-- SOURCE --
And then based on the result, you will decide whether to fulfill the order and send a confirmation
email to the user, or you have to undo your reservation for the inventory and then cancel
the order and send a cancellation email.
So this process can be abstracted as a workflow.
And then what guarantees do we want for this workflow?
First, we want to make sure that once I click that checkout button, all steps will eventually
succeed or complete, right?
I don't want to say I pay for my process, but I never receive my item or I reserve the
inventory but never charge a user.
So that's a first guarantee.
And the second guarantee is that I want to guarantee effectively exactly once.
So if I charge a user, I want to charge them once.
And if I reserve the inventory, I also want to only reserve it once.
So you talked about workflow and you mentioned transaction.
What's the relationship?
So in this context, a transaction is essentially interaction to a local database.
And then the workflow can be composed of transactions and also external services, or we just call
it steps in general.
So in DevOps, a workflow is a sequence of steps.
And some steps could be transactions that talk to a database.
And other normal steps, well, normal steps can be any functions, right?
Can be talking to external APIs or can have some any non-deterministic factors, operations
in that step.
But overall, the workflow needs to be deterministic.
Determinism and item potency are two foundations for durable workflows.
And essentially, what we build is a library that you can just easily install it and then
add annotations to your program.
So I described the checkout workflow.
To make it durable and deboss, you essentially put annotation at deboss.workflow in front
of the overall orchestration workflow function.
And then you put at step at the function definition of every individual step.
Then when we call that function, essentially we'll first, we basically put wrappers around
those functions to make them durable.
So to make it more concrete, basically when you start a workflow, when you call the workflow
function, the wrapper would first checkpoint the inputs of the workflow in the database.
And then for each step we first check, have we executed this step before?
If so, we directly read the recorded output from the database and return the output instead
of re-executing it.
So this way we guarantee exactly once.
So the thing is for external systems, the way to guarantee exactly once is to guarantee
at least once plus item potency key.
And deboss basically automatically generates an item potency key per workflow and per step.
So we can guarantee that each step will execute effectively exactly once.
And then after each step finishes, we'll checkpoint the output into the database and
so on and so forth until we reach the end of the workflow.
And say if something crashes in the middle, when we recover, the deboss library will look
into the database and see which workflow is still pending.
And then if the workflow is still pending, we'll just essentially replay the workflow
from the start and walk through all the steps.
And then for the finished steps, we'll already see the database record, and then we'll skip
those steps.

-- EXERCISE 1 --
According to the transcript on durable workflows, why does the wrapper read a step's recorded output from the database instead of running that step again? Answer in one to three sentences.
-- EXERCISE 2 --
In the transcript on durable workflows, what does the wrapper checkpoint in the database when a workflow function is first called?
-- EXERCISE 3 --
Carry on the transcript on durable workflows from its last sentence.
The material after this point is separate from the transcript on durable workflows.

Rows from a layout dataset

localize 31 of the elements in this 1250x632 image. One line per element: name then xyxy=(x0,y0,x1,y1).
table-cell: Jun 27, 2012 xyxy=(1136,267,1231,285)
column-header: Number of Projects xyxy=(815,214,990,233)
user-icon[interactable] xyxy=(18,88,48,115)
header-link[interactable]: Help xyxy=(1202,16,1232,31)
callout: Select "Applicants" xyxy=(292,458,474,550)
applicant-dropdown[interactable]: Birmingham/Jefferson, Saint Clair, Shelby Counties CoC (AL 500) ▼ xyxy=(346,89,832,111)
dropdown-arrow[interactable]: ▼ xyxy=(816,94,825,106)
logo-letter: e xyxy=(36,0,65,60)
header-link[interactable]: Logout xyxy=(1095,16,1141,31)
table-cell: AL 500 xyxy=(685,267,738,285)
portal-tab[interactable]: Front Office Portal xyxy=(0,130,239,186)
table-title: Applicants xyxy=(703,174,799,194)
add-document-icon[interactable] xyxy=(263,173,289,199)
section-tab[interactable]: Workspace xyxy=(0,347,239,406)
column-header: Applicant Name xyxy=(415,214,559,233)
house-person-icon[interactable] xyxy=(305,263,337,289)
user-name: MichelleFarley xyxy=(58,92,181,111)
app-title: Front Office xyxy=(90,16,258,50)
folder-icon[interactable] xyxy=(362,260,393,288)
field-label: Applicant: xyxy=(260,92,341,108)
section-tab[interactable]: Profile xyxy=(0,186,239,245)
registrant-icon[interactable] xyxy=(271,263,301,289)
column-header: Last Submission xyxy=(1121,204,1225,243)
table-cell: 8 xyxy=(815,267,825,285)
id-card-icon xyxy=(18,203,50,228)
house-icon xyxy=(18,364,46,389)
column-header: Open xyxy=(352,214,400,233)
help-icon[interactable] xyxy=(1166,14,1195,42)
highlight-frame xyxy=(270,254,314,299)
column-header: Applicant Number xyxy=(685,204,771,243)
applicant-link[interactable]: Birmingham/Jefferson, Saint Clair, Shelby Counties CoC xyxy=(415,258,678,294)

-- RESULT 1 --
Before each step, the wrapper checks whether that step has already been executed. If it has, the wrapper returns the output recorded in the database rather than re-executing the step, and this is how the exactly-once guarantee is kept.

-- RESULT 2 --
The inputs of the workflow.

-- RESULT 3 --
And then we'll eventually lend to the last completed step and then we'll continue resume
the workflow from where it left off.
So that's basically a high level idea of how deboss is.
You mentioned the item potency key, we'll blame that further.
Yeah.
So essentially, item potency key is a way to guarantee that each step is executed once
and only once.
So essentially, when I work with external API, say Stripe payment, right, you want to say
I only want to charge this user once.
And then you can pick it back a item potency key in your request to Stripe.
So if Stripe received the same key again, it will not issue another invoice to the user.
Stripe will be able to look up its own database and say, hey, I already have an outstanding
invoice for this checkout session, so they will only charge the user once.
So I think item potency is a very important concept in terms of durable execution.
And then deboss, we automatically generate an item potency key for workflow if you don't
already provide one, and then for each step, we'll basically append the step sequence number
to it.
So every step in the workflow will also be uniquely identified.
So the reason we need item potency key is that you can't really control external systems,
right?
Say, even if we only call Stripe API once, we don't know whether the network connection
will fail or maybe Stripe will fail or there are some intermediate transient errors that
may happen.
So like, if we don't get the result back, we may think it failed.
But in order to make sure that the checkout goes through, we may want to retry it.
And if we retry it, we can't generate a new session because maybe the Stripe payment
already succeeded, but the network was cut when Stripe tried to send the result back.
So we have to retry it.
And when we retry it, the way to tell Stripe that this is the same checkout request I sent
it before is to append the item potency key.
So item potency key is the key to guarantee correctness and exactly once execution when
you work with external systems.
Could you talk more about the Dbos architecture?
You did talk about the workflow and the step.
Is there any other key elements of the architecture you'd like people to know about?
And especially if they have origins in the research that you had done in the past?
Yeah.
So Dbos workflows and steps and transactions were implemented directly as SQL interactions
in the library.
And then beyond that, we also have several other primitives.
The one is widely used is called Dbos queues.
So we also implement queues on top of Postgres.
With queues, basically you will be able to group.
So instead of directly invoking or executing a workflow, synchronously, you can in queue
a workflow and then other workers will be able to pick it up.
So the queue is also just a database record, right?
Which is in queue by saying, here's the task, here's a queue name, and then for the worker,
they can just pull from each queue.
So the benefit of queue is that it makes it really easy to control concurrency and rate
limiting.
Say, for example, we can have different queues like open AI queue, cloud queue, stuff like
that.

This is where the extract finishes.